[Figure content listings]
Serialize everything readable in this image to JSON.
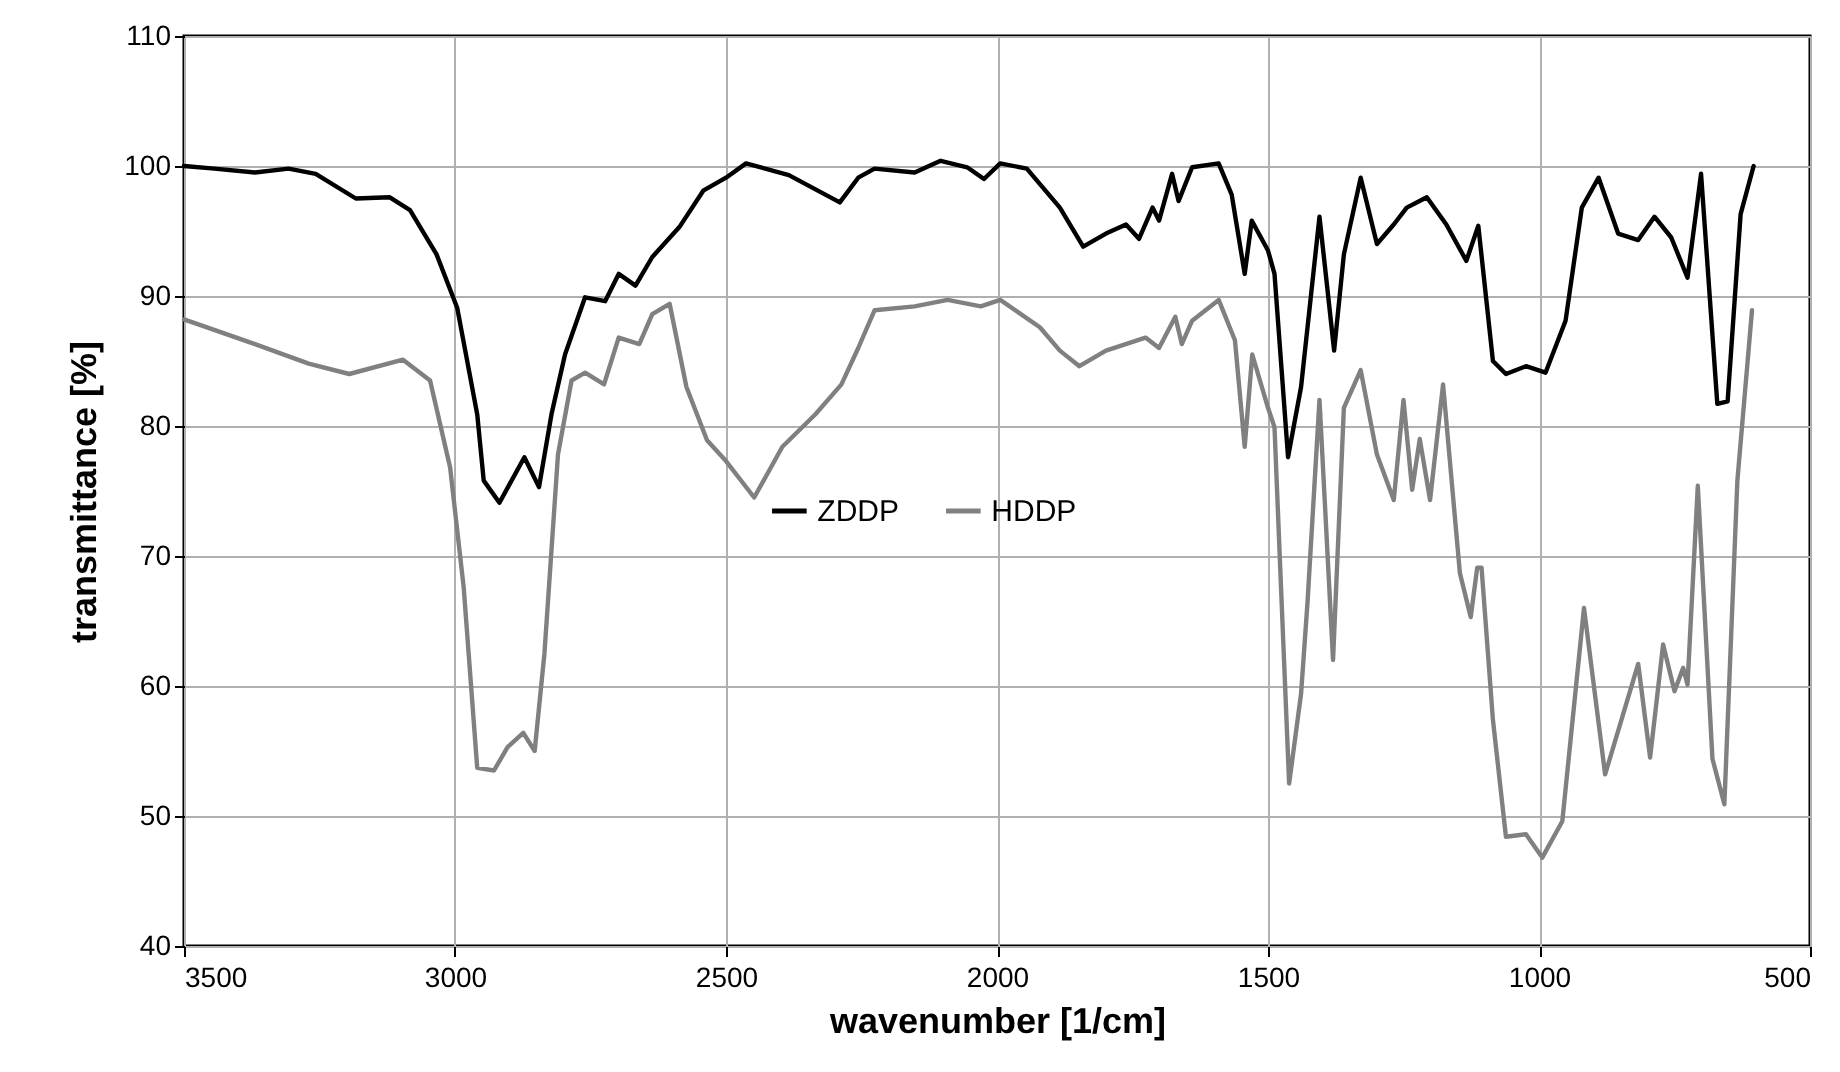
{
  "chart_data": {
    "type": "line",
    "xlabel": "wavenumber [1/cm]",
    "ylabel": "transmittance [%]",
    "xlim": [
      3500,
      500
    ],
    "xticks": [
      3500,
      3000,
      2500,
      2000,
      1500,
      1000,
      500
    ],
    "ylim": [
      40,
      110
    ],
    "yticks": [
      40,
      50,
      60,
      70,
      80,
      90,
      100,
      110
    ],
    "grid": true,
    "legend": "center",
    "marker": "none",
    "line_style": "solid",
    "series": [
      {
        "name": "ZDDP",
        "color": "#000000",
        "x": [
          3500,
          3444,
          3369,
          3307,
          3257,
          3183,
          3121,
          3083,
          3034,
          2996,
          2959,
          2947,
          2918,
          2872,
          2845,
          2822,
          2797,
          2760,
          2723,
          2698,
          2667,
          2636,
          2586,
          2542,
          2500,
          2463,
          2384,
          2290,
          2256,
          2226,
          2152,
          2104,
          2055,
          2024,
          1994,
          1945,
          1884,
          1841,
          1799,
          1762,
          1738,
          1713,
          1701,
          1677,
          1665,
          1640,
          1591,
          1567,
          1543,
          1530,
          1500,
          1488,
          1463,
          1439,
          1405,
          1378,
          1360,
          1329,
          1299,
          1268,
          1244,
          1207,
          1171,
          1134,
          1112,
          1085,
          1061,
          1024,
          988,
          951,
          921,
          890,
          854,
          817,
          787,
          756,
          726,
          701,
          671,
          652,
          628,
          604
        ],
        "values": [
          100,
          99.8,
          99.5,
          99.8,
          99.4,
          97.5,
          97.6,
          96.6,
          93.2,
          89.1,
          80.9,
          75.8,
          74.1,
          77.6,
          75.3,
          80.9,
          85.5,
          89.9,
          89.6,
          91.7,
          90.8,
          93,
          95.3,
          98.1,
          99.1,
          100.2,
          99.3,
          97.2,
          99.1,
          99.8,
          99.5,
          100.4,
          99.9,
          99,
          100.2,
          99.8,
          96.8,
          93.8,
          94.8,
          95.5,
          94.4,
          96.8,
          95.8,
          99.4,
          97.3,
          99.9,
          100.2,
          97.8,
          91.7,
          95.8,
          93.5,
          91.7,
          77.6,
          83,
          96.1,
          85.8,
          93.2,
          99.1,
          94,
          95.5,
          96.8,
          97.6,
          95.5,
          92.7,
          95.4,
          85,
          84,
          84.6,
          84.1,
          88.1,
          96.8,
          99.1,
          94.8,
          94.3,
          96.1,
          94.5,
          91.4,
          99.4,
          81.7,
          81.9,
          96.3,
          100
        ]
      },
      {
        "name": "HDDP",
        "color": "#808080",
        "x": [
          3500,
          3369,
          3270,
          3195,
          3096,
          3046,
          3009,
          2984,
          2959,
          2928,
          2903,
          2874,
          2853,
          2835,
          2810,
          2785,
          2760,
          2725,
          2698,
          2660,
          2636,
          2604,
          2573,
          2535,
          2500,
          2448,
          2396,
          2335,
          2287,
          2256,
          2226,
          2152,
          2091,
          2030,
          1994,
          1921,
          1884,
          1848,
          1799,
          1726,
          1701,
          1671,
          1659,
          1640,
          1591,
          1561,
          1543,
          1529,
          1500,
          1488,
          1476,
          1461,
          1439,
          1427,
          1405,
          1380,
          1360,
          1329,
          1299,
          1268,
          1250,
          1234,
          1220,
          1201,
          1177,
          1146,
          1126,
          1114,
          1106,
          1085,
          1061,
          1024,
          994,
          957,
          917,
          878,
          817,
          795,
          771,
          750,
          734,
          726,
          707,
          680,
          658,
          634,
          607
        ],
        "values": [
          88.2,
          86.3,
          84.8,
          84,
          85.1,
          83.5,
          76.8,
          67.6,
          53.7,
          53.5,
          55.3,
          56.4,
          55,
          62.5,
          77.8,
          83.5,
          84.1,
          83.2,
          86.8,
          86.3,
          88.6,
          89.4,
          83,
          78.9,
          77.3,
          74.5,
          78.4,
          80.9,
          83.2,
          86,
          88.9,
          89.2,
          89.7,
          89.2,
          89.7,
          87.6,
          85.8,
          84.6,
          85.8,
          86.8,
          86,
          88.4,
          86.3,
          88.1,
          89.7,
          86.6,
          78.4,
          85.5,
          81.4,
          79.9,
          67.6,
          52.5,
          59.4,
          66.5,
          82,
          62,
          81.4,
          84.3,
          77.8,
          74.3,
          82,
          75.1,
          79,
          74.3,
          83.2,
          68.7,
          65.3,
          69.1,
          69.1,
          57.4,
          48.4,
          48.6,
          46.8,
          49.6,
          66,
          53.2,
          61.7,
          54.5,
          63.2,
          59.6,
          61.4,
          60.1,
          75.4,
          54.4,
          50.9,
          75.8,
          88.9
        ]
      }
    ]
  }
}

What you will do. All of the entries need to be transcribed word for word; pictures are left out.

Written answer.
Serialize everything readable in this image to JSON.
{
  "chart_data": {
    "type": "line",
    "xlabel": "wavenumber [1/cm]",
    "ylabel": "transmittance [%]",
    "xlim": [
      3500,
      500
    ],
    "xticks": [
      3500,
      3000,
      2500,
      2000,
      1500,
      1000,
      500
    ],
    "ylim": [
      40,
      110
    ],
    "yticks": [
      40,
      50,
      60,
      70,
      80,
      90,
      100,
      110
    ],
    "grid": true,
    "legend": "center",
    "marker": "none",
    "line_style": "solid",
    "series": [
      {
        "name": "ZDDP",
        "color": "#000000",
        "x": [
          3500,
          3444,
          3369,
          3307,
          3257,
          3183,
          3121,
          3083,
          3034,
          2996,
          2959,
          2947,
          2918,
          2872,
          2845,
          2822,
          2797,
          2760,
          2723,
          2698,
          2667,
          2636,
          2586,
          2542,
          2500,
          2463,
          2384,
          2290,
          2256,
          2226,
          2152,
          2104,
          2055,
          2024,
          1994,
          1945,
          1884,
          1841,
          1799,
          1762,
          1738,
          1713,
          1701,
          1677,
          1665,
          1640,
          1591,
          1567,
          1543,
          1530,
          1500,
          1488,
          1463,
          1439,
          1405,
          1378,
          1360,
          1329,
          1299,
          1268,
          1244,
          1207,
          1171,
          1134,
          1112,
          1085,
          1061,
          1024,
          988,
          951,
          921,
          890,
          854,
          817,
          787,
          756,
          726,
          701,
          671,
          652,
          628,
          604
        ],
        "values": [
          100,
          99.8,
          99.5,
          99.8,
          99.4,
          97.5,
          97.6,
          96.6,
          93.2,
          89.1,
          80.9,
          75.8,
          74.1,
          77.6,
          75.3,
          80.9,
          85.5,
          89.9,
          89.6,
          91.7,
          90.8,
          93,
          95.3,
          98.1,
          99.1,
          100.2,
          99.3,
          97.2,
          99.1,
          99.8,
          99.5,
          100.4,
          99.9,
          99,
          100.2,
          99.8,
          96.8,
          93.8,
          94.8,
          95.5,
          94.4,
          96.8,
          95.8,
          99.4,
          97.3,
          99.9,
          100.2,
          97.8,
          91.7,
          95.8,
          93.5,
          91.7,
          77.6,
          83,
          96.1,
          85.8,
          93.2,
          99.1,
          94,
          95.5,
          96.8,
          97.6,
          95.5,
          92.7,
          95.4,
          85,
          84,
          84.6,
          84.1,
          88.1,
          96.8,
          99.1,
          94.8,
          94.3,
          96.1,
          94.5,
          91.4,
          99.4,
          81.7,
          81.9,
          96.3,
          100
        ]
      },
      {
        "name": "HDDP",
        "color": "#808080",
        "x": [
          3500,
          3369,
          3270,
          3195,
          3096,
          3046,
          3009,
          2984,
          2959,
          2928,
          2903,
          2874,
          2853,
          2835,
          2810,
          2785,
          2760,
          2725,
          2698,
          2660,
          2636,
          2604,
          2573,
          2535,
          2500,
          2448,
          2396,
          2335,
          2287,
          2256,
          2226,
          2152,
          2091,
          2030,
          1994,
          1921,
          1884,
          1848,
          1799,
          1726,
          1701,
          1671,
          1659,
          1640,
          1591,
          1561,
          1543,
          1529,
          1500,
          1488,
          1476,
          1461,
          1439,
          1427,
          1405,
          1380,
          1360,
          1329,
          1299,
          1268,
          1250,
          1234,
          1220,
          1201,
          1177,
          1146,
          1126,
          1114,
          1106,
          1085,
          1061,
          1024,
          994,
          957,
          917,
          878,
          817,
          795,
          771,
          750,
          734,
          726,
          707,
          680,
          658,
          634,
          607
        ],
        "values": [
          88.2,
          86.3,
          84.8,
          84,
          85.1,
          83.5,
          76.8,
          67.6,
          53.7,
          53.5,
          55.3,
          56.4,
          55,
          62.5,
          77.8,
          83.5,
          84.1,
          83.2,
          86.8,
          86.3,
          88.6,
          89.4,
          83,
          78.9,
          77.3,
          74.5,
          78.4,
          80.9,
          83.2,
          86,
          88.9,
          89.2,
          89.7,
          89.2,
          89.7,
          87.6,
          85.8,
          84.6,
          85.8,
          86.8,
          86,
          88.4,
          86.3,
          88.1,
          89.7,
          86.6,
          78.4,
          85.5,
          81.4,
          79.9,
          67.6,
          52.5,
          59.4,
          66.5,
          82,
          62,
          81.4,
          84.3,
          77.8,
          74.3,
          82,
          75.1,
          79,
          74.3,
          83.2,
          68.7,
          65.3,
          69.1,
          69.1,
          57.4,
          48.4,
          48.6,
          46.8,
          49.6,
          66,
          53.2,
          61.7,
          54.5,
          63.2,
          59.6,
          61.4,
          60.1,
          75.4,
          54.4,
          50.9,
          75.8,
          88.9
        ]
      }
    ]
  }
}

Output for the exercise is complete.